— Begin Data —

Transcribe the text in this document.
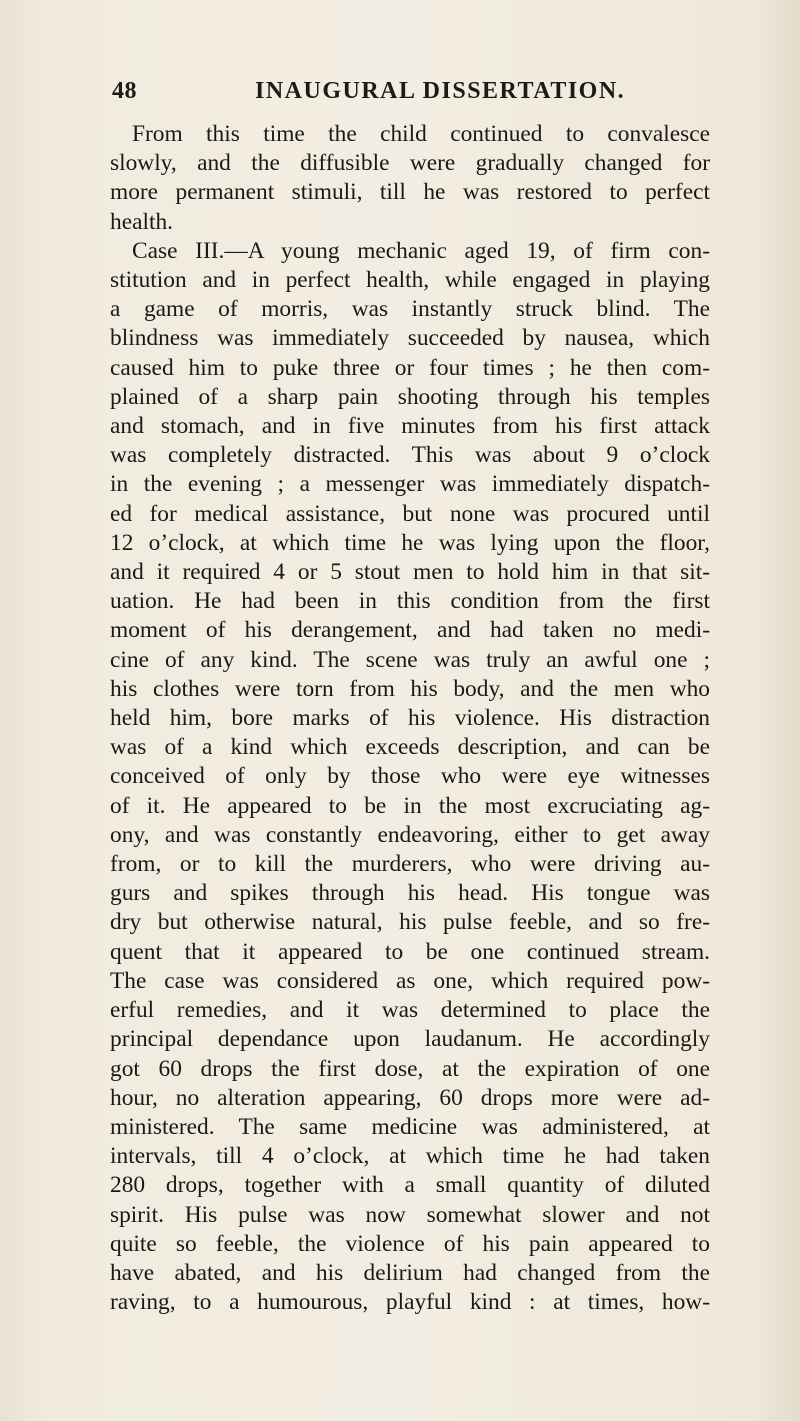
48	INAUGURAL DISSERTATION.
From this time the child continued to convalesce
slowly, and the diffusible were gradually changed for
more permanent stimuli, till he was restored to perfect
health.
Case III.—A young mechanic aged 19, of firm con-
stitution and in perfect health, while engaged in playing
a game of morris, was instantly struck blind. The
blindness was immediately succeeded by nausea, which
caused him to puke three or four times ; he then com-
plained of a sharp pain shooting through his temples
and stomach, and in five minutes from his first attack
was completely distracted. This was about 9 o’clock
in the evening ; a messenger was immediately dispatch-
ed for medical assistance, but none was procured until
12 o’clock, at which time he was lying upon the floor,
and it required 4 or 5 stout men to hold him in that sit-
uation. He had been in this condition from the first
moment of his derangement, and had taken no medi-
cine of any kind. The scene was truly an awful one ;
his clothes were torn from his body, and the men who
held him, bore marks of his violence. His distraction
was of a kind which exceeds description, and can be
conceived of only by those who were eye witnesses
of it. He appeared to be in the most excruciating ag-
ony, and was constantly endeavoring, either to get away
from, or to kill the murderers, who were driving au-
gurs and spikes through his head. His tongue was
dry but otherwise natural, his pulse feeble, and so fre-
quent that it appeared to be one continued stream.
The case was considered as one, which required pow-
erful remedies, and it was determined to place the
principal dependance upon laudanum. He accordingly
got 60 drops the first dose, at the expiration of one
hour, no alteration appearing, 60 drops more were ad-
ministered. The same medicine was administered, at
intervals, till 4 o’clock, at which time he had taken
280 drops, together with a small quantity of diluted
spirit. His pulse was now somewhat slower and not
quite so feeble, the violence of his pain appeared to
have abated, and his delirium had changed from the
raving, to a humourous, playful kind : at times, how-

— End Data —

### [Your task]
Search the preceding listing for the word "pain" and pull out every line that holds it.

### [Exercise result]
plained of a sharp pain shooting through his temples
quite so feeble, the violence of his pain appeared to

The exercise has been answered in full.